[STATED EXERCISE]
Repeat every record below exactly, leaving out the pictures.

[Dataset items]
· · · · ·
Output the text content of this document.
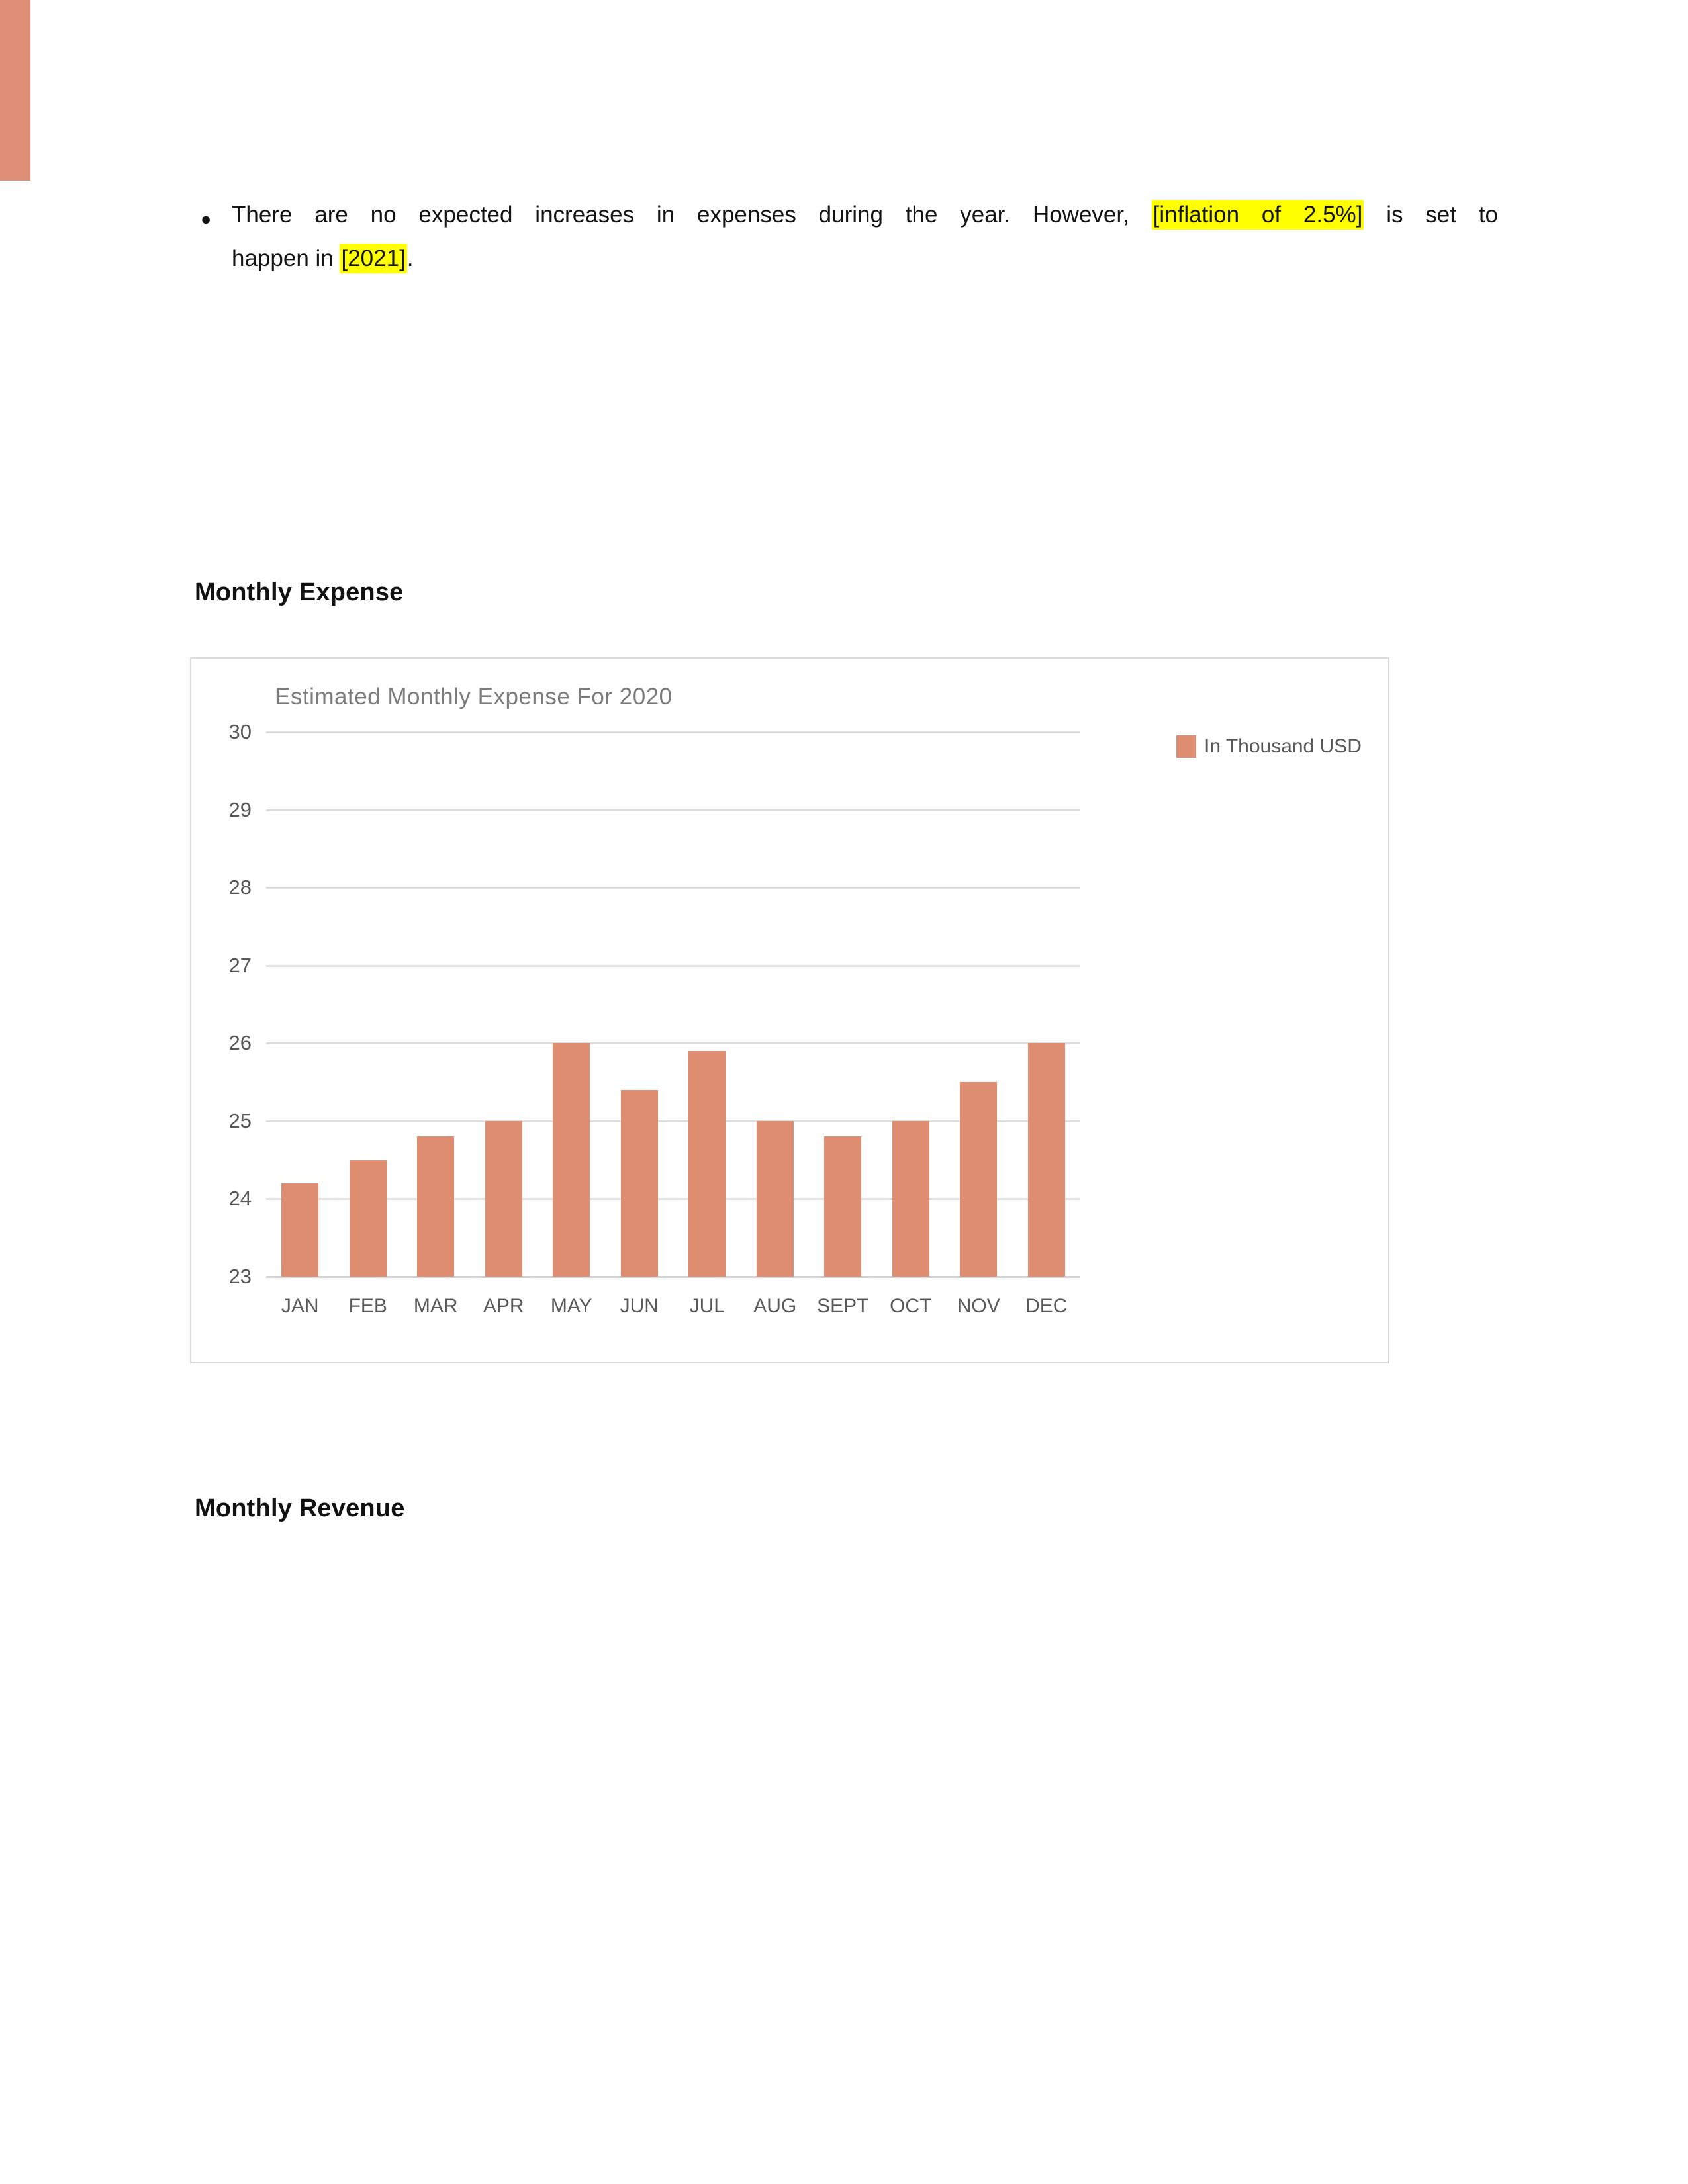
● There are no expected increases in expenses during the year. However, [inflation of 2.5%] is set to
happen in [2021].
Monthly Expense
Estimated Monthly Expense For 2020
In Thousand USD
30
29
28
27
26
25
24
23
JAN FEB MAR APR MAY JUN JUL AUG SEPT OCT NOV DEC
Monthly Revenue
· · · · ·
[PROBLEM SOLUTION]
Output the text content of this document.
● There are no expected increases in expenses during the year. However, [inflation of 2.5%] is set to
happen in [2021].
Monthly Expense
Estimated Monthly Expense For 2020
In Thousand USD
30
29
28
27
26
25
24
23
JAN FEB MAR APR MAY JUN JUL AUG SEPT OCT NOV DEC
Monthly Revenue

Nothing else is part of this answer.